Task input –
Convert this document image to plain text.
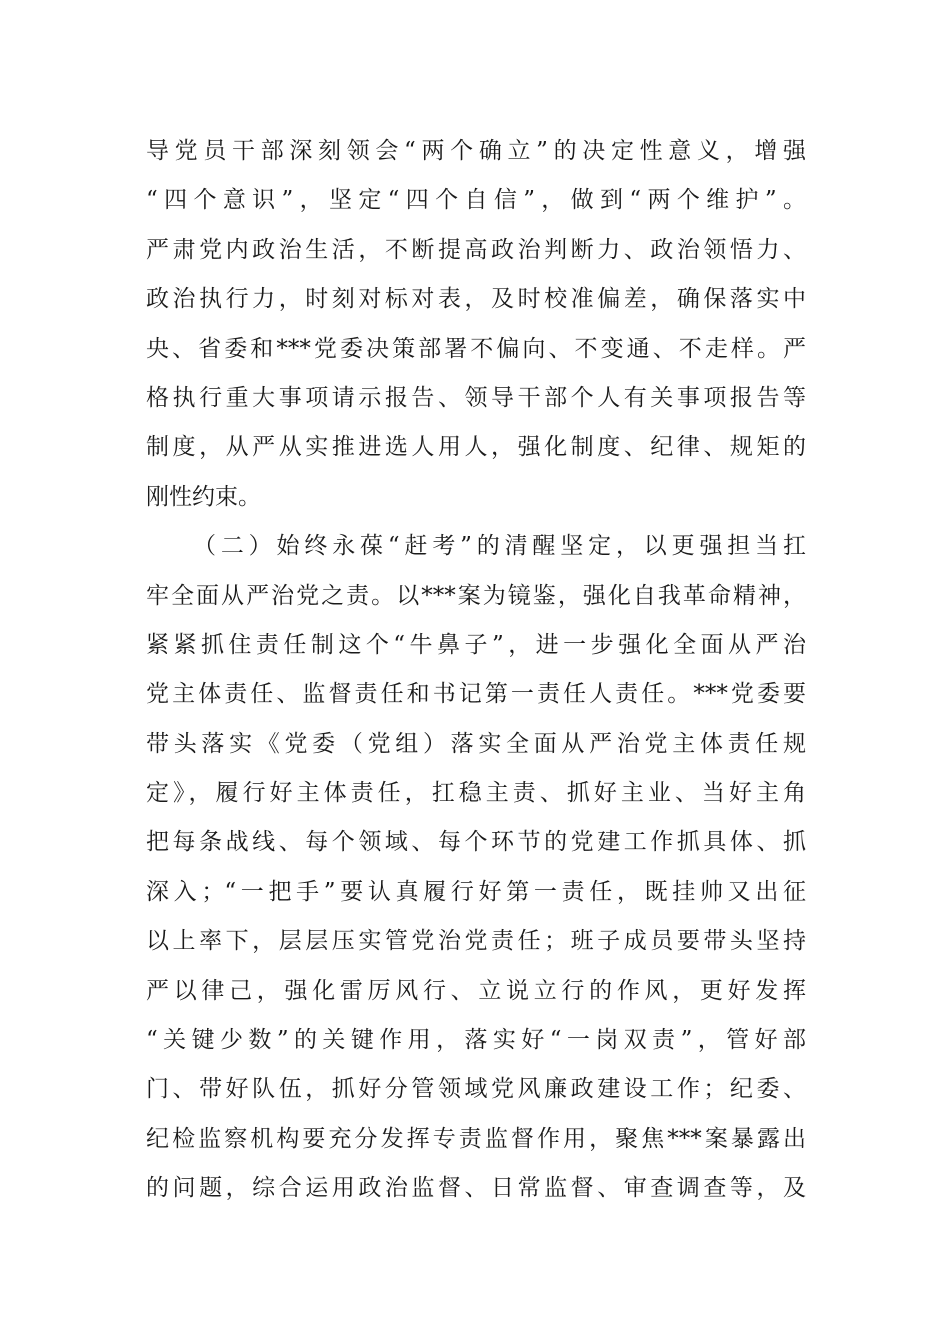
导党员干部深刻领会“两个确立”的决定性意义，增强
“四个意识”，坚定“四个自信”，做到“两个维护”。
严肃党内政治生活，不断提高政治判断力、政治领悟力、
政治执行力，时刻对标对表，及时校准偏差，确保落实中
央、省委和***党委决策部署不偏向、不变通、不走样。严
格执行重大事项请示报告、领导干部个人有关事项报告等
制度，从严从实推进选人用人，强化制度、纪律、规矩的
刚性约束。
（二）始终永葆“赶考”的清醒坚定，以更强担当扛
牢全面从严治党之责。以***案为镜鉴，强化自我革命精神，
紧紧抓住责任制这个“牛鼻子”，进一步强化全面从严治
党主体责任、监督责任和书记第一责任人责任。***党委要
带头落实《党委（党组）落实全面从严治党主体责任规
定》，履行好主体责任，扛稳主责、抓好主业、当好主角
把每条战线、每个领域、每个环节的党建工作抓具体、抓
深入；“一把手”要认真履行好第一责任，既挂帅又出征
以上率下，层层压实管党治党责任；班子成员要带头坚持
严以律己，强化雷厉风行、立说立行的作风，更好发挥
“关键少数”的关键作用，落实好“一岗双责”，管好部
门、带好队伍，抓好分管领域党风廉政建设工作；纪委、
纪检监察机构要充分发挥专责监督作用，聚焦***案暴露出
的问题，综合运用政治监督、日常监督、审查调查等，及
* * *
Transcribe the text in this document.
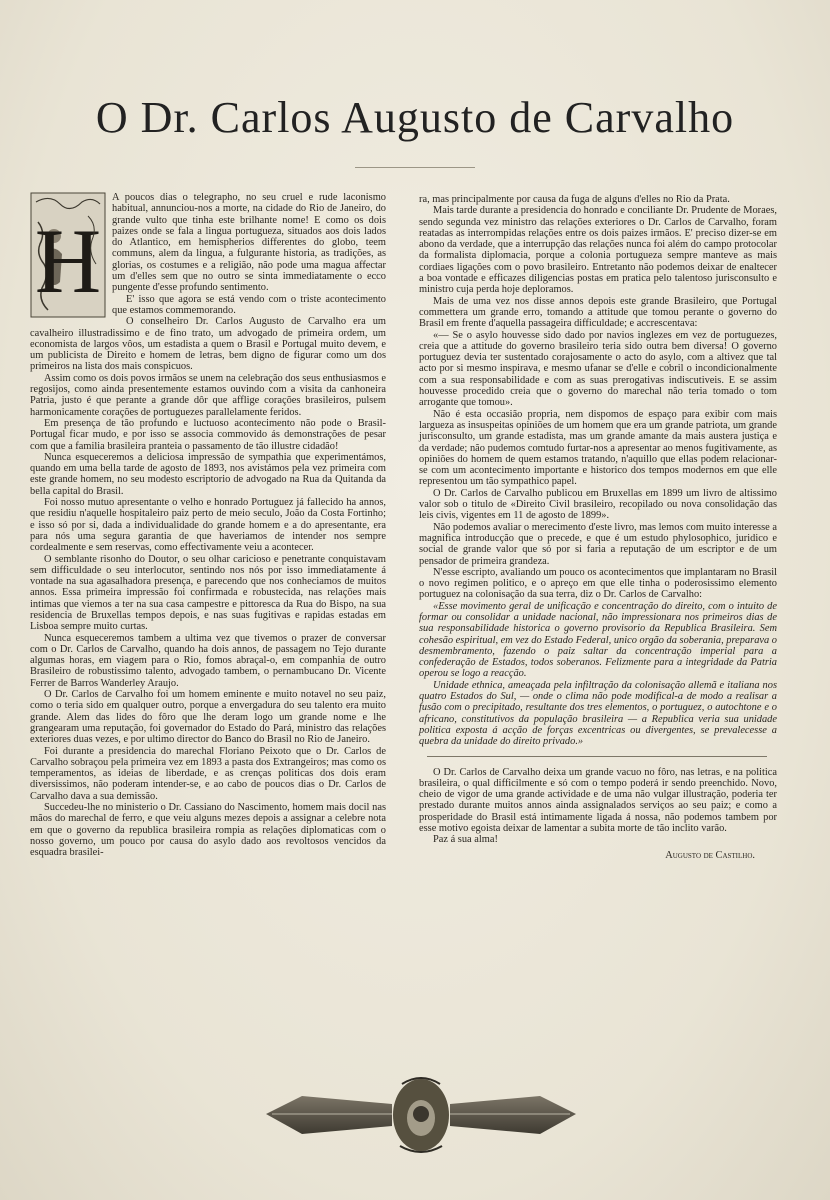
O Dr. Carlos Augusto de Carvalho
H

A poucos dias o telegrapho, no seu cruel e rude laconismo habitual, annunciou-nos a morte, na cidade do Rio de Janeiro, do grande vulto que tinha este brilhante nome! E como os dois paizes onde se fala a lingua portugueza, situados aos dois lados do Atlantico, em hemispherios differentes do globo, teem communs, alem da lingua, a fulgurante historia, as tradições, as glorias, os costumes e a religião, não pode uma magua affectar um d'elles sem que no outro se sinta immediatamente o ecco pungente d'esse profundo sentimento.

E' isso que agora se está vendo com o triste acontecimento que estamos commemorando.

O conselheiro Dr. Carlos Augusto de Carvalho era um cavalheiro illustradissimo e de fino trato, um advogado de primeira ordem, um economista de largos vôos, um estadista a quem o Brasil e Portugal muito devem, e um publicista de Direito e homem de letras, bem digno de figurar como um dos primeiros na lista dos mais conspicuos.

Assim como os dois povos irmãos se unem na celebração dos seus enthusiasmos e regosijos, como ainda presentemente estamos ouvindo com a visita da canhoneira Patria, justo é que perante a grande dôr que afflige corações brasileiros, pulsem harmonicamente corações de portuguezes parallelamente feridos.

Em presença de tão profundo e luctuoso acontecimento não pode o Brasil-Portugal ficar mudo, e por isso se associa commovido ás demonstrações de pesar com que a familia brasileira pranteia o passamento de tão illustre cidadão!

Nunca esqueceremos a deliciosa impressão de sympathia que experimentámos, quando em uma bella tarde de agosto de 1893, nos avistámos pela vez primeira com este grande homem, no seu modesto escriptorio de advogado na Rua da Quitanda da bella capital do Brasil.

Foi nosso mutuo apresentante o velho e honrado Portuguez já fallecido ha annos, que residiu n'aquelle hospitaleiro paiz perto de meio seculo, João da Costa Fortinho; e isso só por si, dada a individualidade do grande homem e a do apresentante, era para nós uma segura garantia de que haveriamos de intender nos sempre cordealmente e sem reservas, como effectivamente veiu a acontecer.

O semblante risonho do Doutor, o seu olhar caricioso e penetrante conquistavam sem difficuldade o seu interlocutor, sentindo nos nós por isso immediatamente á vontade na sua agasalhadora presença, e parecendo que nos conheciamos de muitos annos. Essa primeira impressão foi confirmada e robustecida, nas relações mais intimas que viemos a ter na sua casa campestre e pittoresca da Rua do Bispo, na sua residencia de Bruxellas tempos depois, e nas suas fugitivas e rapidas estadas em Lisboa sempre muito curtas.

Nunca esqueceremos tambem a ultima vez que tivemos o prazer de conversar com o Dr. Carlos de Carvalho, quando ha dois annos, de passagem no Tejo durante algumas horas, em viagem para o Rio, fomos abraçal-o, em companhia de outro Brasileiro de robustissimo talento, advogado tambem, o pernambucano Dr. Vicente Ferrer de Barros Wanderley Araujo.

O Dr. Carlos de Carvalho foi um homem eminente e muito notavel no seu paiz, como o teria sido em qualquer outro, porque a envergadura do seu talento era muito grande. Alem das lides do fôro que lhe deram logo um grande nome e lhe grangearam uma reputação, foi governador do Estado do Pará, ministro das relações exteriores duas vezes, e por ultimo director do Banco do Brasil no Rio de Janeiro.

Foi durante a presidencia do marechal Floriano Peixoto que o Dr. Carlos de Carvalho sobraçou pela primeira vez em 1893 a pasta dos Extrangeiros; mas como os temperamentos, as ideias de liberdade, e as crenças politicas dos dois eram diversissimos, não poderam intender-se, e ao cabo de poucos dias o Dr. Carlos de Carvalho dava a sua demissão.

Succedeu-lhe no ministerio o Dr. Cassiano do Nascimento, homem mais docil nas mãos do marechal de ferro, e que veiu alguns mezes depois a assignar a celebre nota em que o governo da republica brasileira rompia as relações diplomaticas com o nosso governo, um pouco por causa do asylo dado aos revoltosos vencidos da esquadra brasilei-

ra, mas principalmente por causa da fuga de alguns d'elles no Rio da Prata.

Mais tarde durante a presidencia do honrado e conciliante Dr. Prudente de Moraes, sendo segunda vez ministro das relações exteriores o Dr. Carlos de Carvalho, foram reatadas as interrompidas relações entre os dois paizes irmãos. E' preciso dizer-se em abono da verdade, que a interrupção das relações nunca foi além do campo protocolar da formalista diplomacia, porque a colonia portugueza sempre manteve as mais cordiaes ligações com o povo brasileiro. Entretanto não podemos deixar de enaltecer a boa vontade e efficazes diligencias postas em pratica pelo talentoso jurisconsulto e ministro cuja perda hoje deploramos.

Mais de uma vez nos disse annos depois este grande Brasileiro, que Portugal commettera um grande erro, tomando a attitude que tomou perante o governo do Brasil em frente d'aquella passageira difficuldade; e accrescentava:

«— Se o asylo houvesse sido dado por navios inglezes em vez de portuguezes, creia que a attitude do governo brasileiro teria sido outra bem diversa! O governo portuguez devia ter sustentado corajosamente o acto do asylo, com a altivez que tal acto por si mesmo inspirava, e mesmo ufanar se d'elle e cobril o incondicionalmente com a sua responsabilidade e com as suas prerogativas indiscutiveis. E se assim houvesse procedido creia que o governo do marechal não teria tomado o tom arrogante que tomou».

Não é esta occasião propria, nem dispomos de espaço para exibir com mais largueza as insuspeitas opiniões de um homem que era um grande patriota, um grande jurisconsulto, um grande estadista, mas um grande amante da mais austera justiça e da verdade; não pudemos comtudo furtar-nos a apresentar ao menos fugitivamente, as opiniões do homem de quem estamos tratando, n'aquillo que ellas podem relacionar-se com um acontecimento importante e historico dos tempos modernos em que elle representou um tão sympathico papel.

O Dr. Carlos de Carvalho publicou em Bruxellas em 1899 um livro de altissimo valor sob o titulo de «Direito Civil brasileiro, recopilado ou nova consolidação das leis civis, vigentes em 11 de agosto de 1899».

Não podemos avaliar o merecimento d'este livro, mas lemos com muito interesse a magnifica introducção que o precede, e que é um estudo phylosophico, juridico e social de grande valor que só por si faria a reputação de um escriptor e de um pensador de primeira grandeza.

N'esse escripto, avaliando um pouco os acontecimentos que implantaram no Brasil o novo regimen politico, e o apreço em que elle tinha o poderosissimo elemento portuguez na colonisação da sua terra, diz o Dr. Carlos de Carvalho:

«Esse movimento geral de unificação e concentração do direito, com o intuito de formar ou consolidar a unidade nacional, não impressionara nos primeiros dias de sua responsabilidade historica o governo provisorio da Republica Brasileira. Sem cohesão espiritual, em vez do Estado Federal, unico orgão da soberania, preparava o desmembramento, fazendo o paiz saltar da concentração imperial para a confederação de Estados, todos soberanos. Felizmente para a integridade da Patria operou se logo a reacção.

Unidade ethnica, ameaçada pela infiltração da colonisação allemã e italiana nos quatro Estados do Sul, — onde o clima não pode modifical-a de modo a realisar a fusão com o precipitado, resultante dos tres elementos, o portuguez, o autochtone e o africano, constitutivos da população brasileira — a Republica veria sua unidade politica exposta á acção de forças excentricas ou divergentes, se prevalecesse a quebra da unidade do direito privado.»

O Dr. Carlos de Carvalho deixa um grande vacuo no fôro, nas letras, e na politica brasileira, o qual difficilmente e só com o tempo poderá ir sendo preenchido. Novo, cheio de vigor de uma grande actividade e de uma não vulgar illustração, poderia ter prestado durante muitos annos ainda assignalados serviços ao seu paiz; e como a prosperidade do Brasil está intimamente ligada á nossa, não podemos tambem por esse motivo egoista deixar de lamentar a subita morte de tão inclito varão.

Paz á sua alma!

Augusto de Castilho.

Task description –
From the records above, pick out and copy each line holding the word "text".

Full response –
Convert this document image to plain text.
Transcribe the text in this document.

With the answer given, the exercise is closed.